> [WHAT NEEDS TO BE DONE]: Find the number of lines containing the string "janvier" in the data. Answer with the number by itself.

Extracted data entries

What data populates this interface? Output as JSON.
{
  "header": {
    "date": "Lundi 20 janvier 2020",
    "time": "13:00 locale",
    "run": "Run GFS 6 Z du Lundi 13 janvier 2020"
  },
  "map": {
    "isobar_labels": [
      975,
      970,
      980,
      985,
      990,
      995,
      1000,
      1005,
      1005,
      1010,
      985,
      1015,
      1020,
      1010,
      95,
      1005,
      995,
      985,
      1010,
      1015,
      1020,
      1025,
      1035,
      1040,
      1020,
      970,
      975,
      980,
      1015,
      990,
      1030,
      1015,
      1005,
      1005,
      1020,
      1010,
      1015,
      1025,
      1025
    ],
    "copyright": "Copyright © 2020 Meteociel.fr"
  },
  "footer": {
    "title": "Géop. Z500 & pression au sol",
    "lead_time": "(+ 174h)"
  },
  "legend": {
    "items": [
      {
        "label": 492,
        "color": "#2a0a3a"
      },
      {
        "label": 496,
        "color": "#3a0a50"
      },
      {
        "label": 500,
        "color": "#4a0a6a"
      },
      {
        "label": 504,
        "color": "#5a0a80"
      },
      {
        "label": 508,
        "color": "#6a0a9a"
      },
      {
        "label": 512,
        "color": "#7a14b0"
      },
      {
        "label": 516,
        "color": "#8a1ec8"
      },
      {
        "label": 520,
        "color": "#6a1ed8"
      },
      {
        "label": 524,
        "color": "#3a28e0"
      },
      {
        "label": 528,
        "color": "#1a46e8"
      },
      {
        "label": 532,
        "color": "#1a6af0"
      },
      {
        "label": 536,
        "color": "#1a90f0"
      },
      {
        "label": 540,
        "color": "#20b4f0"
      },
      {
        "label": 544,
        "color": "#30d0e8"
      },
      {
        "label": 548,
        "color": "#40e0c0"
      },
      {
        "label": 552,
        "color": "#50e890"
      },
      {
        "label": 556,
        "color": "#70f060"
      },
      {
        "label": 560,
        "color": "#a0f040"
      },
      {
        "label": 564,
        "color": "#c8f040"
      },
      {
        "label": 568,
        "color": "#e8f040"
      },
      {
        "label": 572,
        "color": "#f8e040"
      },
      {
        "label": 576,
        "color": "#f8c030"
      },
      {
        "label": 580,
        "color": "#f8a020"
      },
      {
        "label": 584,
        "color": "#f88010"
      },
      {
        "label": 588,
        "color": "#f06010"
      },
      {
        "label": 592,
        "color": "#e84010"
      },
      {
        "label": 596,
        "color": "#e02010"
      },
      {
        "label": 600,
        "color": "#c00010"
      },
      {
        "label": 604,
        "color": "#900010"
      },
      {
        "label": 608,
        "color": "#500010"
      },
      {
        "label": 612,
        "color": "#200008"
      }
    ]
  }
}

* * *

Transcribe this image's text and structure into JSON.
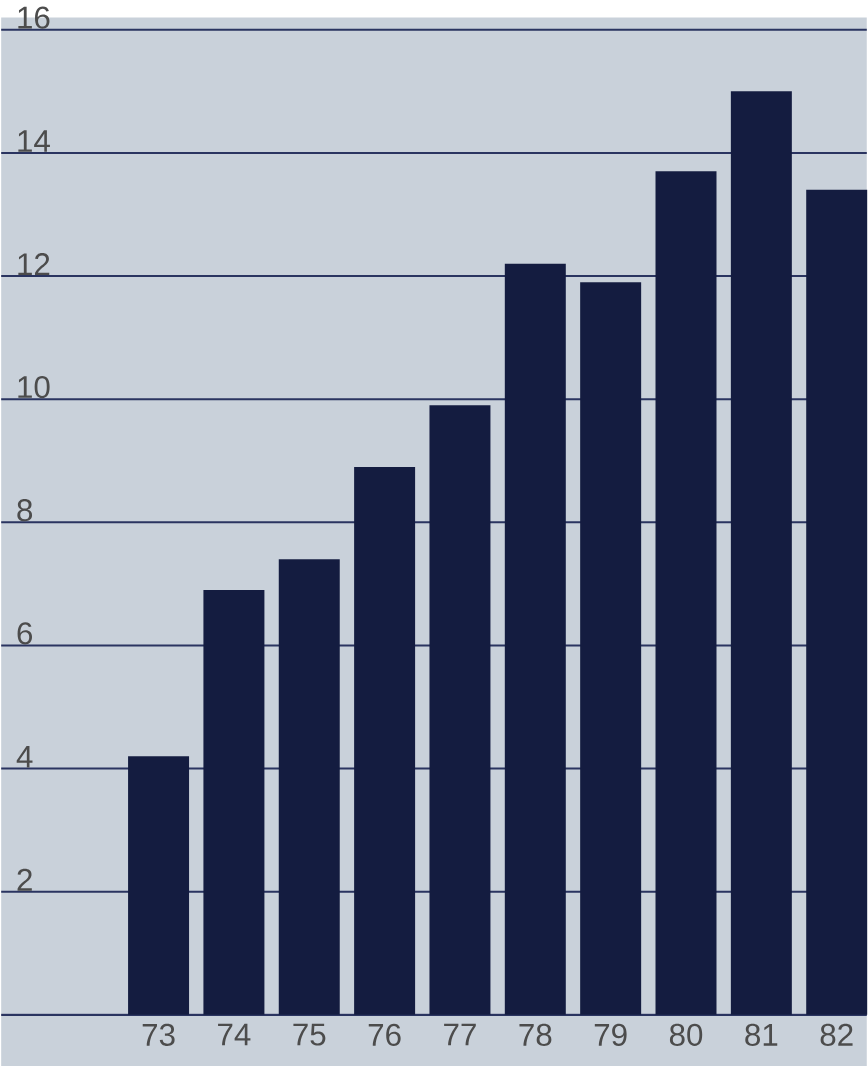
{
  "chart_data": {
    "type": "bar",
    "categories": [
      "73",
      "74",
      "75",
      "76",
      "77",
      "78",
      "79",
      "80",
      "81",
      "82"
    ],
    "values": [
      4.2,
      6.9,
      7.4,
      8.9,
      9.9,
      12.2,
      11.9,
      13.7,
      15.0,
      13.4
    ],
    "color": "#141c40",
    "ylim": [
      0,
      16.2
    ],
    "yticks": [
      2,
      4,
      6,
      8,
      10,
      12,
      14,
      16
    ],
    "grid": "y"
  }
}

> [THE RESPONSE]: 2